■ **What is expected**
Using the listing below, copy every line that mentions "this".

────────

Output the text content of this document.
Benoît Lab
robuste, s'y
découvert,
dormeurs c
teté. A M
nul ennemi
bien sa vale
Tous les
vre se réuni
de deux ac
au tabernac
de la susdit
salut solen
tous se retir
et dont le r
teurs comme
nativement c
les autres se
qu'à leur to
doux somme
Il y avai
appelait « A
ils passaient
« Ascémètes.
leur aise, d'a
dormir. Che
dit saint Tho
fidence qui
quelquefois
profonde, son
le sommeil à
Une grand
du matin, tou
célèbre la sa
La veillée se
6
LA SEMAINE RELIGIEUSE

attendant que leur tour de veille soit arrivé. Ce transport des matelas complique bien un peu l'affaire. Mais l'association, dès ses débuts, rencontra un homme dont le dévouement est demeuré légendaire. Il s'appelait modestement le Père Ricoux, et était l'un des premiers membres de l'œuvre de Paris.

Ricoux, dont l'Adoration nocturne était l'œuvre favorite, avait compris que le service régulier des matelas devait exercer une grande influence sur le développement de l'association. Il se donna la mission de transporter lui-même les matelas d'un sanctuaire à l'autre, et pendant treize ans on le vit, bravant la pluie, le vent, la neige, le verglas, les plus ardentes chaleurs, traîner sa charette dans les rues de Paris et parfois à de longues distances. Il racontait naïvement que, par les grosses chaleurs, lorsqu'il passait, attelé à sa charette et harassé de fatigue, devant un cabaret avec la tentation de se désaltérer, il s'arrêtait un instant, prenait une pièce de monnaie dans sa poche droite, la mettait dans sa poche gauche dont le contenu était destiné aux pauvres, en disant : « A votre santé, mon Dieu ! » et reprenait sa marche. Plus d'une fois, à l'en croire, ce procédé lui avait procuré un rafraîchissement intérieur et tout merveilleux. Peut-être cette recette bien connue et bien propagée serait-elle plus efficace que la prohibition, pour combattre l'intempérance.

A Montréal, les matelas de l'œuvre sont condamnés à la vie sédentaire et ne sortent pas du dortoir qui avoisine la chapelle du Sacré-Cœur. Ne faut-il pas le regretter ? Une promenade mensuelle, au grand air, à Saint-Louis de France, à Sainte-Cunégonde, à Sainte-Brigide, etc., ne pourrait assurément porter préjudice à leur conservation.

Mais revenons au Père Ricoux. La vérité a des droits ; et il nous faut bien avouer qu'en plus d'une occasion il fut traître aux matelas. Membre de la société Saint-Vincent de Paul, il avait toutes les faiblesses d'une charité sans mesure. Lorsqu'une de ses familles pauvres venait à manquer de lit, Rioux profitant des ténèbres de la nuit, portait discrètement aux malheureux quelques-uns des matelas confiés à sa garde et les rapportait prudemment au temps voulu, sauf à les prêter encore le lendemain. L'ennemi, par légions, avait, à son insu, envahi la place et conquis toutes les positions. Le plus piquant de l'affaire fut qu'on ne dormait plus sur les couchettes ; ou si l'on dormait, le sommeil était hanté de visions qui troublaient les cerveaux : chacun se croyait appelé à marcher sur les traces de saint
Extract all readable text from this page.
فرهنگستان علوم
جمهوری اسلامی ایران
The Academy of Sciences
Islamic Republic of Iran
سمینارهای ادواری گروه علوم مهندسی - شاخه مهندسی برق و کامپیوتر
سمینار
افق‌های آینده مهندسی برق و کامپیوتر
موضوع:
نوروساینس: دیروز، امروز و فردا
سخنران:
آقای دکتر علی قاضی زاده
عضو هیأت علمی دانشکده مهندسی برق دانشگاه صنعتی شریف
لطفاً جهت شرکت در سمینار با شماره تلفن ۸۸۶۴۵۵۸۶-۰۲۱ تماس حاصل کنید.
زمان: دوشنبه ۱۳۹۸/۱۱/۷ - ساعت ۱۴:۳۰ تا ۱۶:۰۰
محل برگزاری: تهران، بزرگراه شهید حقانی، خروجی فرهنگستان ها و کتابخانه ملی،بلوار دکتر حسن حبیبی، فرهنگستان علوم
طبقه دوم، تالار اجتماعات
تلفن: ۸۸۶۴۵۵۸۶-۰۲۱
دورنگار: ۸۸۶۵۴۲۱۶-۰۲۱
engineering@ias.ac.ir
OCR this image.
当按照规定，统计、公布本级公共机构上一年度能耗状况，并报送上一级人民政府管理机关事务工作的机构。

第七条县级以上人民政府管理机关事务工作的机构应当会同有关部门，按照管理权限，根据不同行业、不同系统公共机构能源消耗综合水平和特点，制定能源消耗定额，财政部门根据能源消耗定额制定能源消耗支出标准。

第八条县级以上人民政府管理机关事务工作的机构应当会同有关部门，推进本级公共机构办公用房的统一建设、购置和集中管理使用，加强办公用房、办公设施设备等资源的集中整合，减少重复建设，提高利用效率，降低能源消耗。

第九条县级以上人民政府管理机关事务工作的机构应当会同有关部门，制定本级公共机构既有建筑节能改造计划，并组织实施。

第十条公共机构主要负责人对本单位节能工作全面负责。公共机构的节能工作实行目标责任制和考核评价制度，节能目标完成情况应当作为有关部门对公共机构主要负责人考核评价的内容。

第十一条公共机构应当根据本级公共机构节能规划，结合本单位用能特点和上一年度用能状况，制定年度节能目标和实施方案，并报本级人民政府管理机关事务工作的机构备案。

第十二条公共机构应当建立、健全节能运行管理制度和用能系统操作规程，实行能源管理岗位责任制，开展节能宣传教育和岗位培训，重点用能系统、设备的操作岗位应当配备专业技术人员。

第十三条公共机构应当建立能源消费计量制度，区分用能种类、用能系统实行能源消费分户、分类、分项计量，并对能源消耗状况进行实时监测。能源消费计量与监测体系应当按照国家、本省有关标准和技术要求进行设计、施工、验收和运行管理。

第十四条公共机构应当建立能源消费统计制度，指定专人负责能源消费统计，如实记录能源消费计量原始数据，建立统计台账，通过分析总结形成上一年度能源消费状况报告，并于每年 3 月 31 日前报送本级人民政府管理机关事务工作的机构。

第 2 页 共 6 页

────────

■ **Result below**
Output the text content of this document.
Extract all readable text from this page.
OCR this image.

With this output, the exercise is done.